--- BEGIN Dataset entries ---

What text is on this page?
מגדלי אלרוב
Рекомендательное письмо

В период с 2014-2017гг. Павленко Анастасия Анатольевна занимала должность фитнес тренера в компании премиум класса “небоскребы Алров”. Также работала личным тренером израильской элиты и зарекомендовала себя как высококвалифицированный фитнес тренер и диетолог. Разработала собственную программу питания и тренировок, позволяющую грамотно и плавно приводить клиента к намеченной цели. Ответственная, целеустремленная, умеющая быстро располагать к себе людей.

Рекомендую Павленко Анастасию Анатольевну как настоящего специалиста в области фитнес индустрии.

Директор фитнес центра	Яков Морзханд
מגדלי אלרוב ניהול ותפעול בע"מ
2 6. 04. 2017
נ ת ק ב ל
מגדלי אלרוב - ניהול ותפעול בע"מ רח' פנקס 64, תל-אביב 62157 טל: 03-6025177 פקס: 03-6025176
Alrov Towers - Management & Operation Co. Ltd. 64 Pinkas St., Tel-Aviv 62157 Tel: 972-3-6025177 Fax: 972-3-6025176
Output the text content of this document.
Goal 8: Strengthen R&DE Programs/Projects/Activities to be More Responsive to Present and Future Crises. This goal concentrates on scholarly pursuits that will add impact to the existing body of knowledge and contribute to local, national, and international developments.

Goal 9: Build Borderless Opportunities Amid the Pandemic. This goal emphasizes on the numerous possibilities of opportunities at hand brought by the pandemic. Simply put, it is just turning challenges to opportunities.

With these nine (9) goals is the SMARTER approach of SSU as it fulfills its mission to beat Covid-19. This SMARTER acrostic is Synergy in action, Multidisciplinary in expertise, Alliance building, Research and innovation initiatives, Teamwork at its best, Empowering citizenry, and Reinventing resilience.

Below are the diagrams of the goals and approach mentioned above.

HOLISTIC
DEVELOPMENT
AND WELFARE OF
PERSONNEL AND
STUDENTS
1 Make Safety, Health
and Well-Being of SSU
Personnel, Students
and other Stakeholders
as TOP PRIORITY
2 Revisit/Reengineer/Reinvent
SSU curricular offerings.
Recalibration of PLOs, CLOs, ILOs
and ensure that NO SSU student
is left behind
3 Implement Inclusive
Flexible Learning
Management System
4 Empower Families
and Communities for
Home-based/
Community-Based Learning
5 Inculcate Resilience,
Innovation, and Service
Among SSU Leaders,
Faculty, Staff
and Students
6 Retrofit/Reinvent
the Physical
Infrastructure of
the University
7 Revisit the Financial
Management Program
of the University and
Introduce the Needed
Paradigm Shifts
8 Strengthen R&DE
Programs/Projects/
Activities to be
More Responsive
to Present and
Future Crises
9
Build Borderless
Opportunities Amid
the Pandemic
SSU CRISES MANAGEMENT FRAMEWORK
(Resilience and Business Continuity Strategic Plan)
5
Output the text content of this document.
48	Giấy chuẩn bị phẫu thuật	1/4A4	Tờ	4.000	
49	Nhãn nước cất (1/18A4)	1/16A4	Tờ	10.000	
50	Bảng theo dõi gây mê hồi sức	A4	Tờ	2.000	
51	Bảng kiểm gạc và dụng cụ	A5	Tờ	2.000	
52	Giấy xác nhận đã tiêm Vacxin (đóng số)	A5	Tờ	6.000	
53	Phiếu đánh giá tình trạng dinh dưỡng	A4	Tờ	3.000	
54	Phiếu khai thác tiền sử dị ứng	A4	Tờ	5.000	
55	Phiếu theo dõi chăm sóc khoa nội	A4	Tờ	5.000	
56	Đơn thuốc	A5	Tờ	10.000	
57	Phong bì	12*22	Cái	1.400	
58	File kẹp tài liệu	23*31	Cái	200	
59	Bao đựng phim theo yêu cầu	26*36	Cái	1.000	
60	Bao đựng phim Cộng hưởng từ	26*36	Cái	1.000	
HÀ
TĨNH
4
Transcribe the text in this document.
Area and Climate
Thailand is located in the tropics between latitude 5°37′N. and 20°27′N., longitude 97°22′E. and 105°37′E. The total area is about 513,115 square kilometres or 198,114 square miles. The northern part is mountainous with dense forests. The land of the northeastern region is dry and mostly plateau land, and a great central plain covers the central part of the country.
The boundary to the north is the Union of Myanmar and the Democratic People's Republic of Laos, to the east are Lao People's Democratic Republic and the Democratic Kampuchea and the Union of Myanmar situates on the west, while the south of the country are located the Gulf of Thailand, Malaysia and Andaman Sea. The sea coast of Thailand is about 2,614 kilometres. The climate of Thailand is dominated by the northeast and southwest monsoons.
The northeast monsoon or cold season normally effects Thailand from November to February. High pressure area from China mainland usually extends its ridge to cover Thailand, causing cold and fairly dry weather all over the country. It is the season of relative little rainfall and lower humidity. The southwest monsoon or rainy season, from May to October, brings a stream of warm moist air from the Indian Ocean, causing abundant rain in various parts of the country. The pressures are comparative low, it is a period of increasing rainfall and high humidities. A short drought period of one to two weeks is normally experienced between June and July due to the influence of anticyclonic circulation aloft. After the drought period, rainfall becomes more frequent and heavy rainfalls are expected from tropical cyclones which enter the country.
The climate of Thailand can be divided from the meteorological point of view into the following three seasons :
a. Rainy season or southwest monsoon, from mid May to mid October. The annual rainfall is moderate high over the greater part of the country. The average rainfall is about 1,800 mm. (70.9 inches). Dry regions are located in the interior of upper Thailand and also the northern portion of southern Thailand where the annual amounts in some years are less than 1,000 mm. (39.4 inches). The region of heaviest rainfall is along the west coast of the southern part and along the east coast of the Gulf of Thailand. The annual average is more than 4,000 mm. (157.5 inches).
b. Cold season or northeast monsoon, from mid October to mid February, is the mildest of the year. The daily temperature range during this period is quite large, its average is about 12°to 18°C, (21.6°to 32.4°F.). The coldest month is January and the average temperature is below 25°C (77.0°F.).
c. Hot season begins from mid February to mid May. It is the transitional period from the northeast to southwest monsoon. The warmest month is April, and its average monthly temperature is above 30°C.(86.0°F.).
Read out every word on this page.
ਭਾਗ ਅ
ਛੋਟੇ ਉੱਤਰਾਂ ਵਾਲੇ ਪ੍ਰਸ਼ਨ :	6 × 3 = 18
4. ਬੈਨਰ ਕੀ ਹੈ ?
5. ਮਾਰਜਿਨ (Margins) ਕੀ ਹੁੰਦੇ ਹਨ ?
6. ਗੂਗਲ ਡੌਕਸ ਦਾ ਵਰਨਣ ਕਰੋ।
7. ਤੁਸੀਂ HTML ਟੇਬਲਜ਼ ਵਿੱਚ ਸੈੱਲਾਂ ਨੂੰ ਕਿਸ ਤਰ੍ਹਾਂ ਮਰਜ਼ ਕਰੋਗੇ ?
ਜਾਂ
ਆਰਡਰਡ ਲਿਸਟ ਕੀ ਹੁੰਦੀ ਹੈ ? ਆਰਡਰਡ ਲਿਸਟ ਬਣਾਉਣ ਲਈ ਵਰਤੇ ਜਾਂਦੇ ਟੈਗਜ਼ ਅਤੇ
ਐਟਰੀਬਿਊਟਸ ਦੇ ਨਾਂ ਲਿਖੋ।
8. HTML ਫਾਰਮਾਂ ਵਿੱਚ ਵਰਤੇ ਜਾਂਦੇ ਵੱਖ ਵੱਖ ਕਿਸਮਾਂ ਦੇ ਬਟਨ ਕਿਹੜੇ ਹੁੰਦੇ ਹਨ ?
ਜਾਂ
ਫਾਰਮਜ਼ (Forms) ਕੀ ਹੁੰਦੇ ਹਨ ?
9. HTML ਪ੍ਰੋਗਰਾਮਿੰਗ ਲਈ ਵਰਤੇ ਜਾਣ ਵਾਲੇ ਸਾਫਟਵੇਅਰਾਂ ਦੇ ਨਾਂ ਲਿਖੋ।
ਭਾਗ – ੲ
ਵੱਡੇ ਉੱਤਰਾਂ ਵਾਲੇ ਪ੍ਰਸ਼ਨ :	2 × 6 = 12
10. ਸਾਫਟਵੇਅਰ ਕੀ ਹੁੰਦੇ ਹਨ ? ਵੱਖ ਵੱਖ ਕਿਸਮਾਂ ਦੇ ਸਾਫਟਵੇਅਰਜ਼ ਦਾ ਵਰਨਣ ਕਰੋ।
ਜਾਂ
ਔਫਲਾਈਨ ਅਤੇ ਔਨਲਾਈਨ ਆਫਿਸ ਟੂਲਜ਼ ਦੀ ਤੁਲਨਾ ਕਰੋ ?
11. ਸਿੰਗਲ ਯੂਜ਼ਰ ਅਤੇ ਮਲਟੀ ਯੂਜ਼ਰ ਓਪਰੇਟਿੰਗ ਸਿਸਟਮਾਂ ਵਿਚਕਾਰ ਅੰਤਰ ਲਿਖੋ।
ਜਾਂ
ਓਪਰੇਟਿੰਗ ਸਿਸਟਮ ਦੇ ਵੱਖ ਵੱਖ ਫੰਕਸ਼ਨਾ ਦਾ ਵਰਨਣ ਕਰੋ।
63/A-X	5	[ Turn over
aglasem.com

--- END Dataset entries ---

● Objective: Write out exactly the lines starting with the one that holds "Read out every word on this page." and running through the last line above.

● Solution to this exercise:
Read out every word on this page.
ਭਾਗ ਅ
ਛੋਟੇ ਉੱਤਰਾਂ ਵਾਲੇ ਪ੍ਰਸ਼ਨ :	6 × 3 = 18
4. ਬੈਨਰ ਕੀ ਹੈ ?
5. ਮਾਰਜਿਨ (Margins) ਕੀ ਹੁੰਦੇ ਹਨ ?
6. ਗੂਗਲ ਡੌਕਸ ਦਾ ਵਰਨਣ ਕਰੋ।
7. ਤੁਸੀਂ HTML ਟੇਬਲਜ਼ ਵਿੱਚ ਸੈੱਲਾਂ ਨੂੰ ਕਿਸ ਤਰ੍ਹਾਂ ਮਰਜ਼ ਕਰੋਗੇ ?
ਜਾਂ
ਆਰਡਰਡ ਲਿਸਟ ਕੀ ਹੁੰਦੀ ਹੈ ? ਆਰਡਰਡ ਲਿਸਟ ਬਣਾਉਣ ਲਈ ਵਰਤੇ ਜਾਂਦੇ ਟੈਗਜ਼ ਅਤੇ
ਐਟਰੀਬਿਊਟਸ ਦੇ ਨਾਂ ਲਿਖੋ।
8. HTML ਫਾਰਮਾਂ ਵਿੱਚ ਵਰਤੇ ਜਾਂਦੇ ਵੱਖ ਵੱਖ ਕਿਸਮਾਂ ਦੇ ਬਟਨ ਕਿਹੜੇ ਹੁੰਦੇ ਹਨ ?
ਜਾਂ
ਫਾਰਮਜ਼ (Forms) ਕੀ ਹੁੰਦੇ ਹਨ ?
9. HTML ਪ੍ਰੋਗਰਾਮਿੰਗ ਲਈ ਵਰਤੇ ਜਾਣ ਵਾਲੇ ਸਾਫਟਵੇਅਰਾਂ ਦੇ ਨਾਂ ਲਿਖੋ।
ਭਾਗ – ੲ
ਵੱਡੇ ਉੱਤਰਾਂ ਵਾਲੇ ਪ੍ਰਸ਼ਨ :	2 × 6 = 12
10. ਸਾਫਟਵੇਅਰ ਕੀ ਹੁੰਦੇ ਹਨ ? ਵੱਖ ਵੱਖ ਕਿਸਮਾਂ ਦੇ ਸਾਫਟਵੇਅਰਜ਼ ਦਾ ਵਰਨਣ ਕਰੋ।
ਜਾਂ
ਔਫਲਾਈਨ ਅਤੇ ਔਨਲਾਈਨ ਆਫਿਸ ਟੂਲਜ਼ ਦੀ ਤੁਲਨਾ ਕਰੋ ?
11. ਸਿੰਗਲ ਯੂਜ਼ਰ ਅਤੇ ਮਲਟੀ ਯੂਜ਼ਰ ਓਪਰੇਟਿੰਗ ਸਿਸਟਮਾਂ ਵਿਚਕਾਰ ਅੰਤਰ ਲਿਖੋ।
ਜਾਂ
ਓਪਰੇਟਿੰਗ ਸਿਸਟਮ ਦੇ ਵੱਖ ਵੱਖ ਫੰਕਸ਼ਨਾ ਦਾ ਵਰਨਣ ਕਰੋ।
63/A-X	5	[ Turn over
aglasem.com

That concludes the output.